Stored data entries
start

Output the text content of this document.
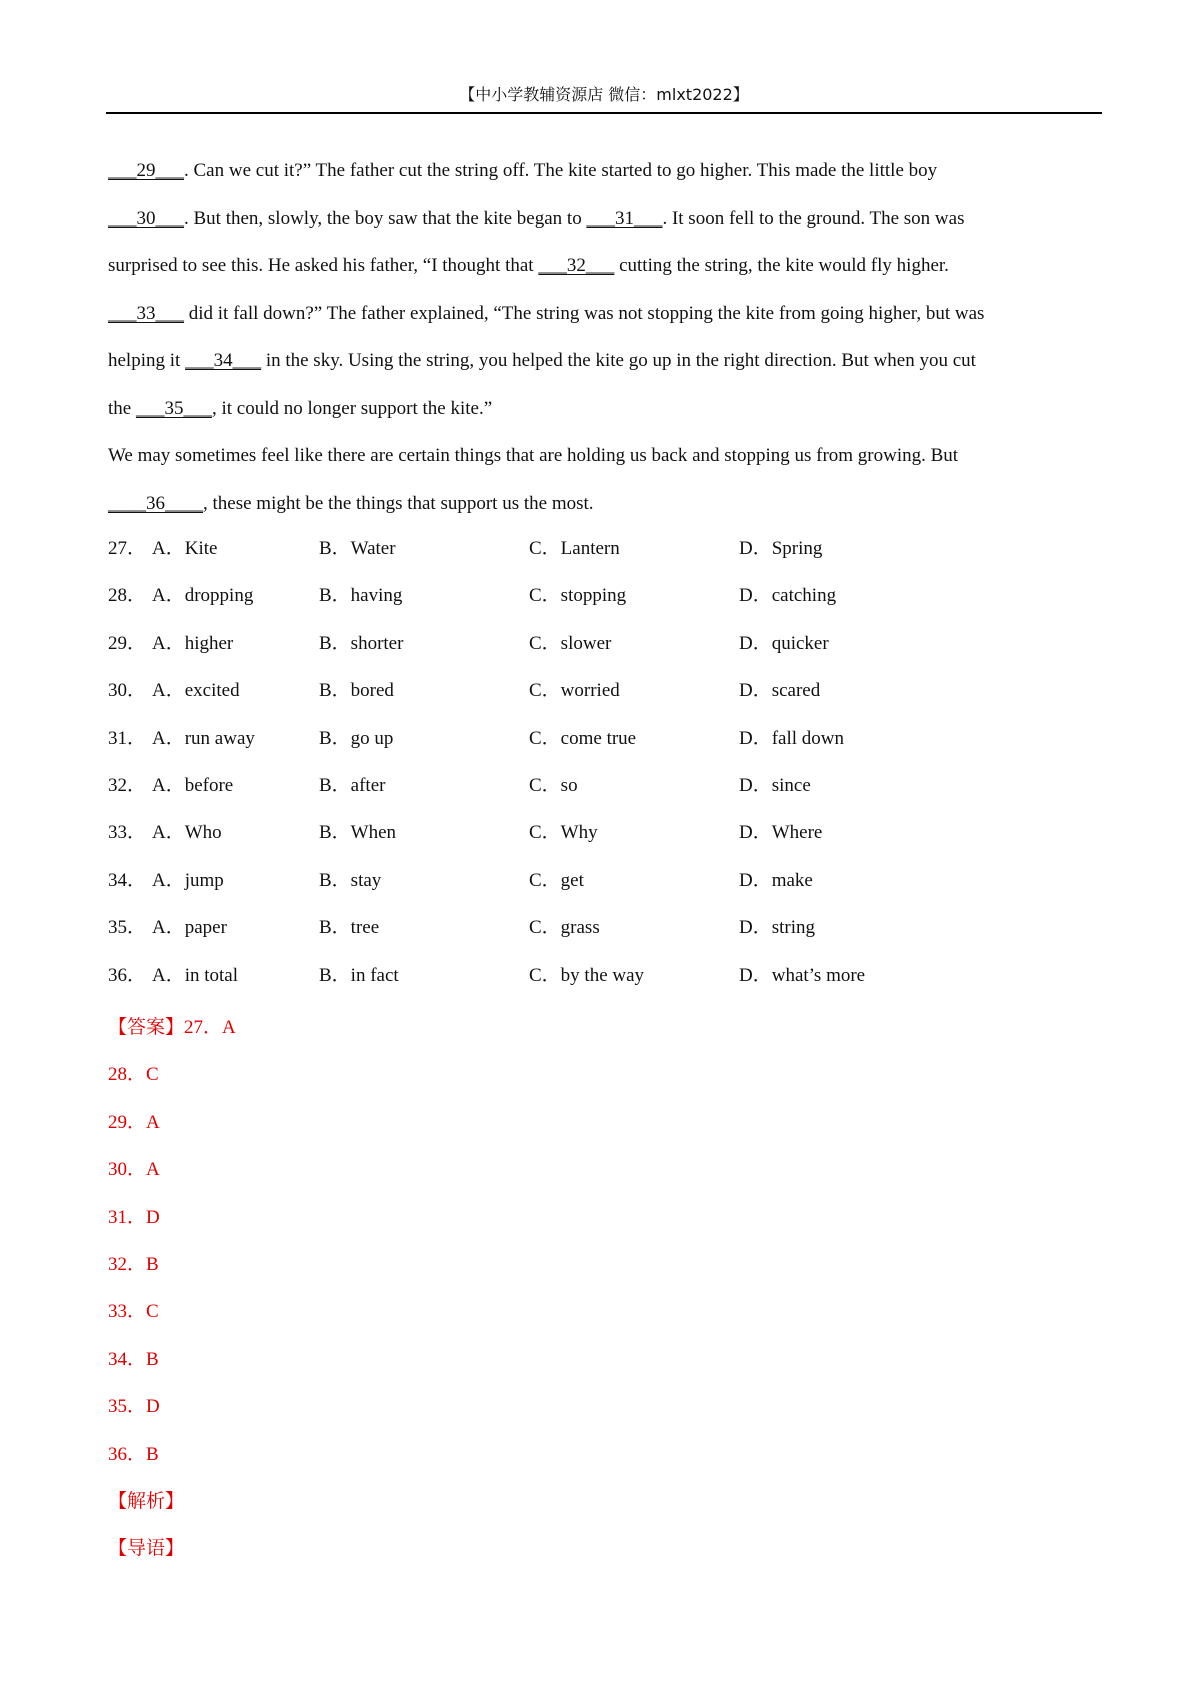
【中小学教辅资源店 微信：mlxt2022】
___29___. Can we cut it?” The father cut the string off. The kite started to go higher. This made the little boy
___30___. But then, slowly, the boy saw that the kite began to ___31___. It soon fell to the ground. The son was
surprised to see this. He asked his father, “I thought that ___32___ cutting the string, the kite would fly higher.
___33___ did it fall down?” The father explained, “The string was not stopping the kite from going higher, but was
helping it ___34___ in the sky. Using the string, you helped the kite go up in the right direction. But when you cut
the ___35___, it could no longer support the kite.”
We may sometimes feel like there are certain things that are holding us back and stopping us from growing. But
____36____, these might be the things that support us the most.
27． A．Kite	B．Water	C．Lantern	D．Spring
28． A．dropping	B．having	C．stopping	D．catching
29． A．higher	B．shorter	C．slower	D．quicker
30． A．excited	B．bored	C．worried	D．scared
31． A．run away	B．go up	C．come true	D．fall down
32． A．before	B．after	C．so	D．since
33． A．Who	B．When	C．Why	D．Where
34． A．jump	B．stay	C．get	D．make
35． A．paper	B．tree	C．grass	D．string
36． A．in total	B．in fact	C．by the way	D．what’s more
【答案】27．A
28．C
29．A
30．A
31．D
32．B
33．C
34．B
35．D
36．B
【解析】
【导语】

end

## Task description
Tally up the lines in the preceding listing that contain the string "support". Respond with the number and nothing else.

## Finished task
2